== Data section ==

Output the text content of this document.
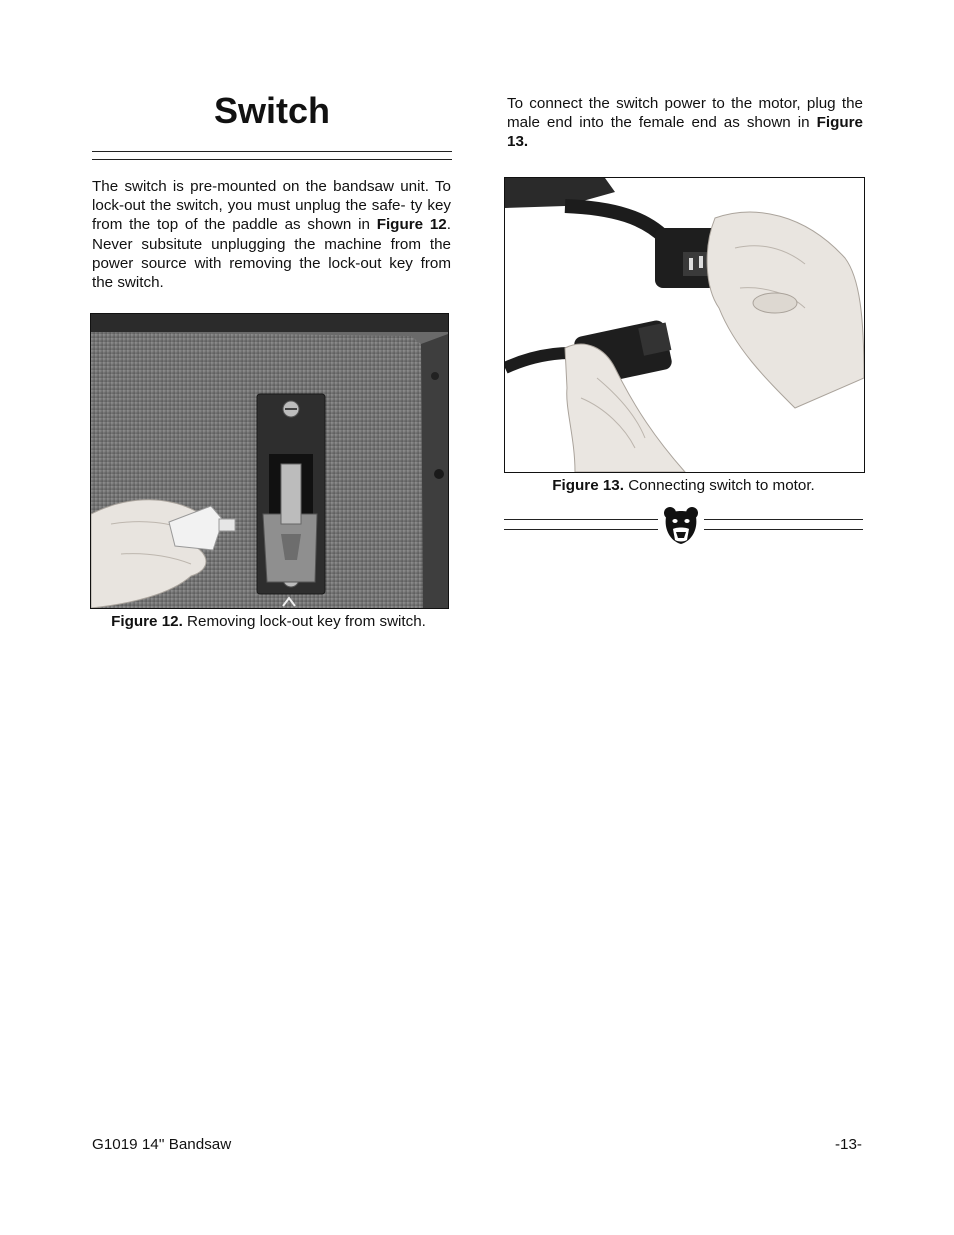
Switch
The switch is pre-mounted on the bandsaw unit. To lock-out the switch, you must unplug the safe- ty key from the top of the paddle as shown in Figure 12. Never subsitute unplugging the machine from the power source with removing the lock-out key from the switch.
Figure 12. Removing lock-out key from switch.
To connect the switch power to the motor, plug the male end into the female end as shown in Figure 13.
Figure 13. Connecting switch to motor.
G1019 14'' Bandsaw	-13-
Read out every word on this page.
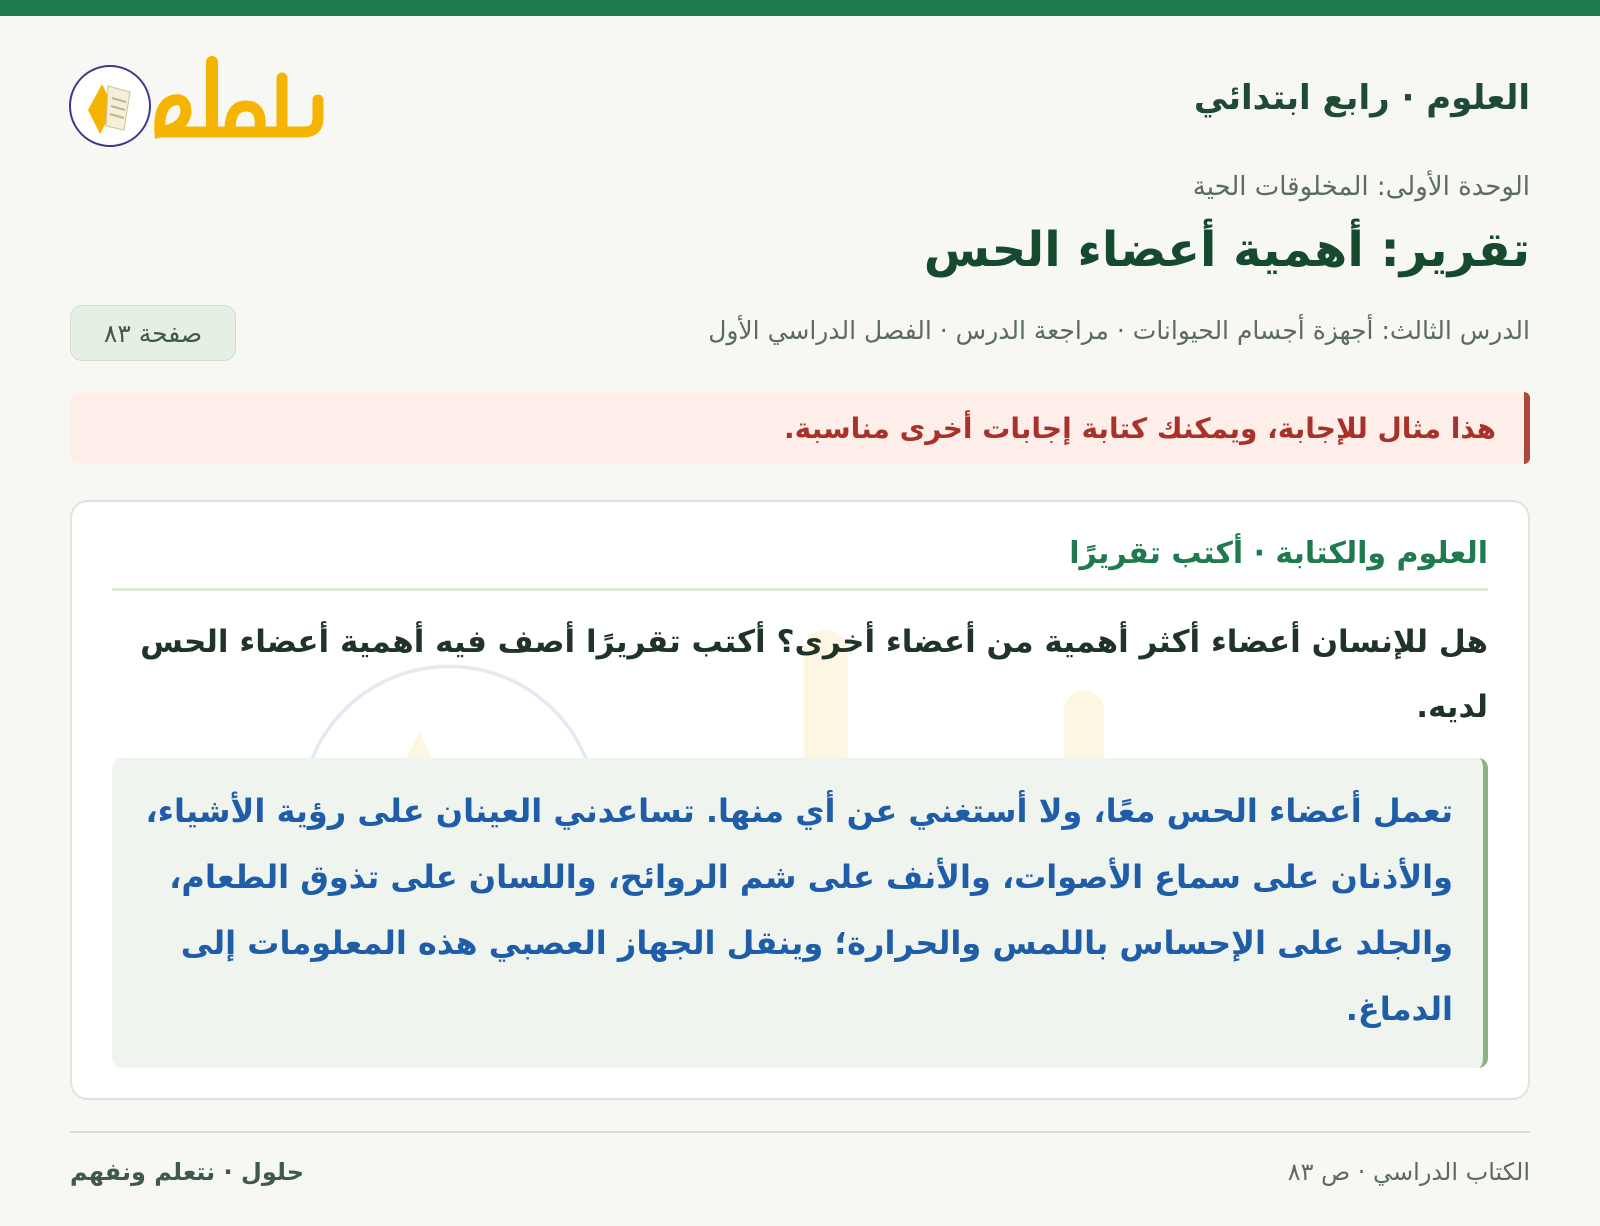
العلوم · رابع ابتدائي
الوحدة الأولى: المخلوقات الحية
تقرير: أهمية أعضاء الحس
الدرس الثالث: أجهزة أجسام الحيوانات · مراجعة الدرس · الفصل الدراسي الأول
صفحة ٨٣
هذا مثال للإجابة، ويمكنك كتابة إجابات أخرى مناسبة.
العلوم والكتابة · أكتب تقريرًا
هل للإنسان أعضاء أكثر أهمية من أعضاء أخرى؟ أكتب تقريرًا أصف فيه أهمية أعضاء الحس لديه.
تعمل أعضاء الحس معًا، ولا أستغني عن أي منها. تساعدني العينان على رؤية الأشياء، والأذنان على سماع الأصوات، والأنف على شم الروائح، واللسان على تذوق الطعام، والجلد على الإحساس باللمس والحرارة؛ وينقل الجهاز العصبي هذه المعلومات إلى الدماغ.
الكتاب الدراسي · ص ٨٣
حلول · نتعلم ونفهم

===

**Instruction**.
The data should be printed again unchanged; leave its pictures out.

**The response**.
Output the text content of this document.
Switch
The switch is pre-mounted on the bandsaw unit. To lock-out the switch, you must unplug the safe- ty key from the top of the paddle as shown in Figure 12. Never subsitute unplugging the machine from the power source with removing the lock-out key from the switch.
Figure 12. Removing lock-out key from switch.
To connect the switch power to the motor, plug the male end into the female end as shown in Figure 13.
Figure 13. Connecting switch to motor.
G1019 14'' Bandsaw	-13-
Read out every word on this page.
العلوم · رابع ابتدائي
الوحدة الأولى: المخلوقات الحية
تقرير: أهمية أعضاء الحس
الدرس الثالث: أجهزة أجسام الحيوانات · مراجعة الدرس · الفصل الدراسي الأول
صفحة ٨٣
هذا مثال للإجابة، ويمكنك كتابة إجابات أخرى مناسبة.
العلوم والكتابة · أكتب تقريرًا
هل للإنسان أعضاء أكثر أهمية من أعضاء أخرى؟ أكتب تقريرًا أصف فيه أهمية أعضاء الحس لديه.
تعمل أعضاء الحس معًا، ولا أستغني عن أي منها. تساعدني العينان على رؤية الأشياء، والأذنان على سماع الأصوات، والأنف على شم الروائح، واللسان على تذوق الطعام، والجلد على الإحساس باللمس والحرارة؛ وينقل الجهاز العصبي هذه المعلومات إلى الدماغ.
الكتاب الدراسي · ص ٨٣
حلول · نتعلم ونفهم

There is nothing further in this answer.